EXERCISE DIRECTIONS> Can you put every line of the data below into a Markdown table with the columns Row and Line, numbering the rows and skipping any blank lines?
◇ ◇ ◇ ◇ ◇
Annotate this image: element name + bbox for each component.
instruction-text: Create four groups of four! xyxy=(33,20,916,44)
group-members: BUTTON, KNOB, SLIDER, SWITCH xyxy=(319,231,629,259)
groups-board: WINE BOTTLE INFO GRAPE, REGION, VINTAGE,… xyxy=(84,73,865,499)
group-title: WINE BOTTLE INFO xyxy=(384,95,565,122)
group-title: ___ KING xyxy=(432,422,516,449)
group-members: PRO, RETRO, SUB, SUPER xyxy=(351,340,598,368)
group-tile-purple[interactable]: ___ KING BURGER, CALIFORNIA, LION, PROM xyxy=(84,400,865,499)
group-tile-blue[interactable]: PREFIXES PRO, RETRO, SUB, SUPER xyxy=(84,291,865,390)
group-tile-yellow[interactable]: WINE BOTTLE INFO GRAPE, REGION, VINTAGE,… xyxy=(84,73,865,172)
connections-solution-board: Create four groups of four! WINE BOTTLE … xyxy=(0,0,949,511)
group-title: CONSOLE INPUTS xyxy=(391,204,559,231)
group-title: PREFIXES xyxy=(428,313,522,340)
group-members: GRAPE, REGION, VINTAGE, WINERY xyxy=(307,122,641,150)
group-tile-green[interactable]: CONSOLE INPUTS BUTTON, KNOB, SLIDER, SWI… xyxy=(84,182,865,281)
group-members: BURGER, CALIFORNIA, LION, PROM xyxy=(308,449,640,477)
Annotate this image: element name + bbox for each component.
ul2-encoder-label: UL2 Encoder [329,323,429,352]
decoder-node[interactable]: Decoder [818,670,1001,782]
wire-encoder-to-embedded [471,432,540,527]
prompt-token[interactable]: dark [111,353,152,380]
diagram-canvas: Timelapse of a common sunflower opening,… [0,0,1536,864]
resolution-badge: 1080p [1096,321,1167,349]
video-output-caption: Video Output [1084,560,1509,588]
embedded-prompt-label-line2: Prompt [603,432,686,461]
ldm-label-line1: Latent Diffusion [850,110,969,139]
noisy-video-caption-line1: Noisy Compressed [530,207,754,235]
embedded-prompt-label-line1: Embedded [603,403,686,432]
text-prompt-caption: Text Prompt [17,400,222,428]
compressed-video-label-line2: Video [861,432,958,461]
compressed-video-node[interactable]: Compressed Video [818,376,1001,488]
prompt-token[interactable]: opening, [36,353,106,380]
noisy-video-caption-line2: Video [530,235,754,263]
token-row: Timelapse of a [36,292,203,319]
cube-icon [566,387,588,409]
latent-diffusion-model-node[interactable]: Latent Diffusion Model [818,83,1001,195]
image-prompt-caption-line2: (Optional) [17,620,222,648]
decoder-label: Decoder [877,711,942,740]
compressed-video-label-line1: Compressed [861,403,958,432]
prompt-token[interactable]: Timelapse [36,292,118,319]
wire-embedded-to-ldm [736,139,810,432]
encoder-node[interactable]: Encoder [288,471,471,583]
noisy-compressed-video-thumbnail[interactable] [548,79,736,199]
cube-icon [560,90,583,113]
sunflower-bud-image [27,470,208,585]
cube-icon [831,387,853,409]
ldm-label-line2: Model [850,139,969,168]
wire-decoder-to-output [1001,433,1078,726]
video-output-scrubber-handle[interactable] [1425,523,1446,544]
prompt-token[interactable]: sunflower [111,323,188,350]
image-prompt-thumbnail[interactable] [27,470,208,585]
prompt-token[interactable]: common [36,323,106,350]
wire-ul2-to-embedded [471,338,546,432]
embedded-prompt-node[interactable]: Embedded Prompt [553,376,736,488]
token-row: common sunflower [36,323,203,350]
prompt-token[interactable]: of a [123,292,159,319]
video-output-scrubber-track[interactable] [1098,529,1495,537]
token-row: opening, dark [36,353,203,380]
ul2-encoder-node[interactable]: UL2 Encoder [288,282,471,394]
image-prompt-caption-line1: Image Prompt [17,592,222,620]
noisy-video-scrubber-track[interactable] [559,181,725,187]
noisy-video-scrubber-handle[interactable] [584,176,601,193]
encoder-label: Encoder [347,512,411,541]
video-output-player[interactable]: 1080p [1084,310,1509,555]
◇ ◇ ◇ ◇ ◇
TASK SOLUTION>
| Row | Line |
|---|---|
| 1 | Annotate this image: element name + bbox for each component. |
| 2 | instruction-text: Create four groups of four! xyxy=(33,20,916,44) |
| 3 | group-members: BUTTON, KNOB, SLIDER, SWITCH xyxy=(319,231,629,259) |
| 4 | groups-board: WINE BOTTLE INFO GRAPE, REGION, VINTAGE,… xyxy=(84,73,865,499) |
| 5 | group-title: WINE BOTTLE INFO xyxy=(384,95,565,122) |
| 6 | group-title: ___ KING xyxy=(432,422,516,449) |
| 7 | group-members: PRO, RETRO, SUB, SUPER xyxy=(351,340,598,368) |
| 8 | group-tile-purple[interactable]: ___ KING BURGER, CALIFORNIA, LION, PROM xyxy=(84,400,865,499) |
| 9 | group-tile-blue[interactable]: PREFIXES PRO, RETRO, SUB, SUPER xyxy=(84,291,865,390) |
| 10 | group-tile-yellow[interactable]: WINE BOTTLE INFO GRAPE, REGION, VINTAGE,… xyxy=(84,73,865,172) |
| 11 | connections-solution-board: Create four groups of four! WINE BOTTLE … xyxy=(0,0,949,511) |
| 12 | group-title: CONSOLE INPUTS xyxy=(391,204,559,231) |
| 13 | group-title: PREFIXES xyxy=(428,313,522,340) |
| 14 | group-members: GRAPE, REGION, VINTAGE, WINERY xyxy=(307,122,641,150) |
| 15 | group-tile-green[interactable]: CONSOLE INPUTS BUTTON, KNOB, SLIDER, SWI… xyxy=(84,182,865,281) |
| 16 | group-members: BURGER, CALIFORNIA, LION, PROM xyxy=(308,449,640,477) |
| 17 | Annotate this image: element name + bbox for each component. |
| 18 | ul2-encoder-label: UL2 Encoder [329,323,429,352] |
| 19 | decoder-node[interactable]: Decoder [818,670,1001,782] |
| 20 | wire-encoder-to-embedded [471,432,540,527] |
| 21 | prompt-token[interactable]: dark [111,353,152,380] |
| 22 | diagram-canvas: Timelapse of a common sunflower opening,… [0,0,1536,864] |
| 23 | resolution-badge: 1080p [1096,321,1167,349] |
| 24 | video-output-caption: Video Output [1084,560,1509,588] |
| 25 | embedded-prompt-label-line2: Prompt [603,432,686,461] |
| 26 | ldm-label-line1: Latent Diffusion [850,110,969,139] |
| 27 | noisy-video-caption-line1: Noisy Compressed [530,207,754,235] |
| 28 | embedded-prompt-label-line1: Embedded [603,403,686,432] |
| 29 | text-prompt-caption: Text Prompt [17,400,222,428] |
| 30 | compressed-video-label-line2: Video [861,432,958,461] |
| 31 | compressed-video-node[interactable]: Compressed Video [818,376,1001,488] |
| 32 | prompt-token[interactable]: opening, [36,353,106,380] |
| 33 | noisy-video-caption-line2: Video [530,235,754,263] |
| 34 | token-row: Timelapse of a [36,292,203,319] |
| 35 | cube-icon [566,387,588,409] |
| 36 | latent-diffusion-model-node[interactable]: Latent Diffusion Model [818,83,1001,195] |
| 37 | image-prompt-caption-line2: (Optional) [17,620,222,648] |
| 38 | decoder-label: Decoder [877,711,942,740] |
| 39 | compressed-video-label-line1: Compressed [861,403,958,432] |
| 40 | prompt-token[interactable]: Timelapse [36,292,118,319] |
| 41 | wire-embedded-to-ldm [736,139,810,432] |
| 42 | encoder-node[interactable]: Encoder [288,471,471,583] |
| 43 | noisy-compressed-video-thumbnail[interactable] [548,79,736,199] |
| 44 | cube-icon [560,90,583,113] |
| 45 | sunflower-bud-image [27,470,208,585] |
| 46 | cube-icon [831,387,853,409] |
| 47 | ldm-label-line2: Model [850,139,969,168] |
| 48 | wire-decoder-to-output [1001,433,1078,726] |
| 49 | video-output-scrubber-handle[interactable] [1425,523,1446,544] |
| 50 | prompt-token[interactable]: sunflower [111,323,188,350] |
| 51 | image-prompt-thumbnail[interactable] [27,470,208,585] |
| 52 | prompt-token[interactable]: common [36,323,106,350] |
| 53 | wire-ul2-to-embedded [471,338,546,432] |
| 54 | embedded-prompt-node[interactable]: Embedded Prompt [553,376,736,488] |
| 55 | token-row: common sunflower [36,323,203,350] |
| 56 | prompt-token[interactable]: of a [123,292,159,319] |
| 57 | video-output-scrubber-track[interactable] [1098,529,1495,537] |
| 58 | token-row: opening, dark [36,353,203,380] |
| 59 | ul2-encoder-node[interactable]: UL2 Encoder [288,282,471,394] |
| 60 | image-prompt-caption-line1: Image Prompt [17,592,222,620] |
| 61 | noisy-video-scrubber-track[interactable] [559,181,725,187] |
| 62 | noisy-video-scrubber-handle[interactable] [584,176,601,193] |
| 63 | encoder-label: Encoder [347,512,411,541] |
| 64 | video-output-player[interactable]: 1080p [1084,310,1509,555] |